(Records from a data source)
## START

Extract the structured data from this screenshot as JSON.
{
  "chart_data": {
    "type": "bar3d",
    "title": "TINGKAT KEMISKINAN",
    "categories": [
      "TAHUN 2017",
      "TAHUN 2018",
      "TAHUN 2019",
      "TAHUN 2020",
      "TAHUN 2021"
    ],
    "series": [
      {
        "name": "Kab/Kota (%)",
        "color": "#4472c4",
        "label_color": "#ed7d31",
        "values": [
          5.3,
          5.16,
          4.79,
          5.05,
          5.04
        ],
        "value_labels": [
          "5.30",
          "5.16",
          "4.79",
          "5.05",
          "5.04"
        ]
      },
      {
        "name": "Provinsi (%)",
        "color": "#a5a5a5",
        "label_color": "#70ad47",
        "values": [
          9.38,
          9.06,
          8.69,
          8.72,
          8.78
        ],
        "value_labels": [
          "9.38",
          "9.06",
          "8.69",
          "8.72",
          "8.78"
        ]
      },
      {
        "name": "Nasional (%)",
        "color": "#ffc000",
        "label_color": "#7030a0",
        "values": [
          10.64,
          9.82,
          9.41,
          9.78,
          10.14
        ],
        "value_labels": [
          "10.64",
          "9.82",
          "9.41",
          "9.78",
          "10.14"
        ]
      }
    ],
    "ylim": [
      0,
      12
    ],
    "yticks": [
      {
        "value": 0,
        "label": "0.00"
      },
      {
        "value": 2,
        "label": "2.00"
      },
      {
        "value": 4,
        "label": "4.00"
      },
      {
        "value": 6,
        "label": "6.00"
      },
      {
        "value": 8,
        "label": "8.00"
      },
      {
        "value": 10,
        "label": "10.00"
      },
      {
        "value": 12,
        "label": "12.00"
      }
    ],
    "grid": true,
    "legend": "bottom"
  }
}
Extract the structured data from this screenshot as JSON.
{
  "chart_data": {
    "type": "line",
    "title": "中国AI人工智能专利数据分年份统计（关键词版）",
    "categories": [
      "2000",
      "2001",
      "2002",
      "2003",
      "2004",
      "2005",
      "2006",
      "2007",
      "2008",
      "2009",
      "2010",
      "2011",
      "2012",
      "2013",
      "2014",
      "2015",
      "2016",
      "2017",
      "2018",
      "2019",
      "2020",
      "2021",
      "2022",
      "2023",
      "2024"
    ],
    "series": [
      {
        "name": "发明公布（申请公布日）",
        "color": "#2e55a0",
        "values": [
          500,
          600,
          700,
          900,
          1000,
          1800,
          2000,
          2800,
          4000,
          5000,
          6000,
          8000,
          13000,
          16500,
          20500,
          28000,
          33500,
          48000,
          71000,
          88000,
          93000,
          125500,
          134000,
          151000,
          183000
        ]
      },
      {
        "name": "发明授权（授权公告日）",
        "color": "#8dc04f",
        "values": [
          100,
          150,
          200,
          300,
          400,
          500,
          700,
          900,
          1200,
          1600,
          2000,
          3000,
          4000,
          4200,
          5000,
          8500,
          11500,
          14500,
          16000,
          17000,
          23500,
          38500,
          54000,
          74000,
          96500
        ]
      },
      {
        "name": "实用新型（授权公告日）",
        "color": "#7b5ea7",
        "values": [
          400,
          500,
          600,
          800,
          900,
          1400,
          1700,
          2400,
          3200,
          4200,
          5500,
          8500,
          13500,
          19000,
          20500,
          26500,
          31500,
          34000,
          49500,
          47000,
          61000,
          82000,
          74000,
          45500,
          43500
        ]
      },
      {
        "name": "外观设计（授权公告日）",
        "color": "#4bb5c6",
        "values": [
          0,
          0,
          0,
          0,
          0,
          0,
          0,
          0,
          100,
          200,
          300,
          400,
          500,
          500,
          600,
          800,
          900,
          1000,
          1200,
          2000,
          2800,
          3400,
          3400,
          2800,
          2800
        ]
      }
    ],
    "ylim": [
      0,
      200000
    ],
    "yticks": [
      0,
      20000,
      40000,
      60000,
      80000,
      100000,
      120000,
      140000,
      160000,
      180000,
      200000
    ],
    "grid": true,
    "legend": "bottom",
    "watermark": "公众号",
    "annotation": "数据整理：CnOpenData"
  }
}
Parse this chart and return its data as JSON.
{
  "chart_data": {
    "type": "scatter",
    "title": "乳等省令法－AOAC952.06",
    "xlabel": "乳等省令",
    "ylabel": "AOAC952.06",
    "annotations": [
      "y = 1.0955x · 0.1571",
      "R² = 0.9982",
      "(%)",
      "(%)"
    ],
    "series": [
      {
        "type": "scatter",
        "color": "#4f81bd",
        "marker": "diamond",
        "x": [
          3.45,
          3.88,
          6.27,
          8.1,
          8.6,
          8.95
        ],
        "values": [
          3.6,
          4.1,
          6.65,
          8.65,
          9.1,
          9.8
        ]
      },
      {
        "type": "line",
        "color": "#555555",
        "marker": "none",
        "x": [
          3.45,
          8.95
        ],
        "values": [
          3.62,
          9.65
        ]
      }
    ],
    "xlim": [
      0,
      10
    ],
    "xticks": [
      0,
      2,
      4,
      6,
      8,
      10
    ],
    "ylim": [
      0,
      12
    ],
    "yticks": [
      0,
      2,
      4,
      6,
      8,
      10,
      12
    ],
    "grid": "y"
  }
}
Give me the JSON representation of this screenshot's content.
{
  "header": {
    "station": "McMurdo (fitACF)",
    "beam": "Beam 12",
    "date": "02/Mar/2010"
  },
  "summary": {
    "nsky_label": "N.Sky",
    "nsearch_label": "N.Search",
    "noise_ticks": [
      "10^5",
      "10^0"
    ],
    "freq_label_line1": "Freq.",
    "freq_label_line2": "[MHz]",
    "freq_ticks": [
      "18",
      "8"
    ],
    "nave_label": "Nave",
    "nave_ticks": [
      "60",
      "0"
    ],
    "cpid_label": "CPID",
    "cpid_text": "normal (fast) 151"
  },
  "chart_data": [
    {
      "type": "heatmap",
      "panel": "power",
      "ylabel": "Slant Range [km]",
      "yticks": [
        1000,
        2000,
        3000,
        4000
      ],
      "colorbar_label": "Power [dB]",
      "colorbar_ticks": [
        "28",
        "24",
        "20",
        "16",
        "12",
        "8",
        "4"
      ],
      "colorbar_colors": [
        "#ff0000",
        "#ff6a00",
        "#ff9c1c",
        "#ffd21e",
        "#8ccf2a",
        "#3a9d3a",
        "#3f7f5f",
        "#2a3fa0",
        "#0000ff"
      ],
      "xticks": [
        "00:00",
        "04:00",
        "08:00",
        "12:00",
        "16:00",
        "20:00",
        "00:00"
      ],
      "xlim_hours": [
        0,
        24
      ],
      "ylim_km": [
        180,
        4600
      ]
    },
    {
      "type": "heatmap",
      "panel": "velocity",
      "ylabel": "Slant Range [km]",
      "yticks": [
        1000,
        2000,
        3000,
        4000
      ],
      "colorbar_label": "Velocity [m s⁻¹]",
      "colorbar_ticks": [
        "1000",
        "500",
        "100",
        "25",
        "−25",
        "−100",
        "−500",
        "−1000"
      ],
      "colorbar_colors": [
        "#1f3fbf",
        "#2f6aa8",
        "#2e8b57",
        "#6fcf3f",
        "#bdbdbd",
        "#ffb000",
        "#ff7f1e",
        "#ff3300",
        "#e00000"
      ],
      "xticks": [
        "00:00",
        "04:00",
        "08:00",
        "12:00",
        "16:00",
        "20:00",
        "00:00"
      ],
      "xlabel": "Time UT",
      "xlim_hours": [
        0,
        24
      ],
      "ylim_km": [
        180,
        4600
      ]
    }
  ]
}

## END

→ Task objective
Extract, word for word, each line of the listing above.

→ Complete output
Extract the structured data from this screenshot as JSON.
{
  "chart_data": {
    "type": "bar3d",
    "title": "TINGKAT KEMISKINAN",
    "categories": [
      "TAHUN 2017",
      "TAHUN 2018",
      "TAHUN 2019",
      "TAHUN 2020",
      "TAHUN 2021"
    ],
    "series": [
      {
        "name": "Kab/Kota (%)",
        "color": "#4472c4",
        "label_color": "#ed7d31",
        "values": [
          5.3,
          5.16,
          4.79,
          5.05,
          5.04
        ],
        "value_labels": [
          "5.30",
          "5.16",
          "4.79",
          "5.05",
          "5.04"
        ]
      },
      {
        "name": "Provinsi (%)",
        "color": "#a5a5a5",
        "label_color": "#70ad47",
        "values": [
          9.38,
          9.06,
          8.69,
          8.72,
          8.78
        ],
        "value_labels": [
          "9.38",
          "9.06",
          "8.69",
          "8.72",
          "8.78"
        ]
      },
      {
        "name": "Nasional (%)",
        "color": "#ffc000",
        "label_color": "#7030a0",
        "values": [
          10.64,
          9.82,
          9.41,
          9.78,
          10.14
        ],
        "value_labels": [
          "10.64",
          "9.82",
          "9.41",
          "9.78",
          "10.14"
        ]
      }
    ],
    "ylim": [
      0,
      12
    ],
    "yticks": [
      {
        "value": 0,
        "label": "0.00"
      },
      {
        "value": 2,
        "label": "2.00"
      },
      {
        "value": 4,
        "label": "4.00"
      },
      {
        "value": 6,
        "label": "6.00"
      },
      {
        "value": 8,
        "label": "8.00"
      },
      {
        "value": 10,
        "label": "10.00"
      },
      {
        "value": 12,
        "label": "12.00"
      }
    ],
    "grid": true,
    "legend": "bottom"
  }
}
Extract the structured data from this screenshot as JSON.
{
  "chart_data": {
    "type": "line",
    "title": "中国AI人工智能专利数据分年份统计（关键词版）",
    "categories": [
      "2000",
      "2001",
      "2002",
      "2003",
      "2004",
      "2005",
      "2006",
      "2007",
      "2008",
      "2009",
      "2010",
      "2011",
      "2012",
      "2013",
      "2014",
      "2015",
      "2016",
      "2017",
      "2018",
      "2019",
      "2020",
      "2021",
      "2022",
      "2023",
      "2024"
    ],
    "series": [
      {
        "name": "发明公布（申请公布日）",
        "color": "#2e55a0",
        "values": [
          500,
          600,
          700,
          900,
          1000,
          1800,
          2000,
          2800,
          4000,
          5000,
          6000,
          8000,
          13000,
          16500,
          20500,
          28000,
          33500,
          48000,
          71000,
          88000,
          93000,
          125500,
          134000,
          151000,
          183000
        ]
      },
      {
        "name": "发明授权（授权公告日）",
        "color": "#8dc04f",
        "values": [
          100,
          150,
          200,
          300,
          400,
          500,
          700,
          900,
          1200,
          1600,
          2000,
          3000,
          4000,
          4200,
          5000,
          8500,
          11500,
          14500,
          16000,
          17000,
          23500,
          38500,
          54000,
          74000,
          96500
        ]
      },
      {
        "name": "实用新型（授权公告日）",
        "color": "#7b5ea7",
        "values": [
          400,
          500,
          600,
          800,
          900,
          1400,
          1700,
          2400,
          3200,
          4200,
          5500,
          8500,
          13500,
          19000,
          20500,
          26500,
          31500,
          34000,
          49500,
          47000,
          61000,
          82000,
          74000,
          45500,
          43500
        ]
      },
      {
        "name": "外观设计（授权公告日）",
        "color": "#4bb5c6",
        "values": [
          0,
          0,
          0,
          0,
          0,
          0,
          0,
          0,
          100,
          200,
          300,
          400,
          500,
          500,
          600,
          800,
          900,
          1000,
          1200,
          2000,
          2800,
          3400,
          3400,
          2800,
          2800
        ]
      }
    ],
    "ylim": [
      0,
      200000
    ],
    "yticks": [
      0,
      20000,
      40000,
      60000,
      80000,
      100000,
      120000,
      140000,
      160000,
      180000,
      200000
    ],
    "grid": true,
    "legend": "bottom",
    "watermark": "公众号",
    "annotation": "数据整理：CnOpenData"
  }
}
Parse this chart and return its data as JSON.
{
  "chart_data": {
    "type": "scatter",
    "title": "乳等省令法－AOAC952.06",
    "xlabel": "乳等省令",
    "ylabel": "AOAC952.06",
    "annotations": [
      "y = 1.0955x · 0.1571",
      "R² = 0.9982",
      "(%)",
      "(%)"
    ],
    "series": [
      {
        "type": "scatter",
        "color": "#4f81bd",
        "marker": "diamond",
        "x": [
          3.45,
          3.88,
          6.27,
          8.1,
          8.6,
          8.95
        ],
        "values": [
          3.6,
          4.1,
          6.65,
          8.65,
          9.1,
          9.8
        ]
      },
      {
        "type": "line",
        "color": "#555555",
        "marker": "none",
        "x": [
          3.45,
          8.95
        ],
        "values": [
          3.62,
          9.65
        ]
      }
    ],
    "xlim": [
      0,
      10
    ],
    "xticks": [
      0,
      2,
      4,
      6,
      8,
      10
    ],
    "ylim": [
      0,
      12
    ],
    "yticks": [
      0,
      2,
      4,
      6,
      8,
      10,
      12
    ],
    "grid": "y"
  }
}
Give me the JSON representation of this screenshot's content.
{
  "header": {
    "station": "McMurdo (fitACF)",
    "beam": "Beam 12",
    "date": "02/Mar/2010"
  },
  "summary": {
    "nsky_label": "N.Sky",
    "nsearch_label": "N.Search",
    "noise_ticks": [
      "10^5",
      "10^0"
    ],
    "freq_label_line1": "Freq.",
    "freq_label_line2": "[MHz]",
    "freq_ticks": [
      "18",
      "8"
    ],
    "nave_label": "Nave",
    "nave_ticks": [
      "60",
      "0"
    ],
    "cpid_label": "CPID",
    "cpid_text": "normal (fast) 151"
  },
  "chart_data": [
    {
      "type": "heatmap",
      "panel": "power",
      "ylabel": "Slant Range [km]",
      "yticks": [
        1000,
        2000,
        3000,
        4000
      ],
      "colorbar_label": "Power [dB]",
      "colorbar_ticks": [
        "28",
        "24",
        "20",
        "16",
        "12",
        "8",
        "4"
      ],
      "colorbar_colors": [
        "#ff0000",
        "#ff6a00",
        "#ff9c1c",
        "#ffd21e",
        "#8ccf2a",
        "#3a9d3a",
        "#3f7f5f",
        "#2a3fa0",
        "#0000ff"
      ],
      "xticks": [
        "00:00",
        "04:00",
        "08:00",
        "12:00",
        "16:00",
        "20:00",
        "00:00"
      ],
      "xlim_hours": [
        0,
        24
      ],
      "ylim_km": [
        180,
        4600
      ]
    },
    {
      "type": "heatmap",
      "panel": "velocity",
      "ylabel": "Slant Range [km]",
      "yticks": [
        1000,
        2000,
        3000,
        4000
      ],
      "colorbar_label": "Velocity [m s⁻¹]",
      "colorbar_ticks": [
        "1000",
        "500",
        "100",
        "25",
        "−25",
        "−100",
        "−500",
        "−1000"
      ],
      "colorbar_colors": [
        "#1f3fbf",
        "#2f6aa8",
        "#2e8b57",
        "#6fcf3f",
        "#bdbdbd",
        "#ffb000",
        "#ff7f1e",
        "#ff3300",
        "#e00000"
      ],
      "xticks": [
        "00:00",
        "04:00",
        "08:00",
        "12:00",
        "16:00",
        "20:00",
        "00:00"
      ],
      "xlabel": "Time UT",
      "xlim_hours": [
        0,
        24
      ],
      "ylim_km": [
        180,
        4600
      ]
    }
  ]
}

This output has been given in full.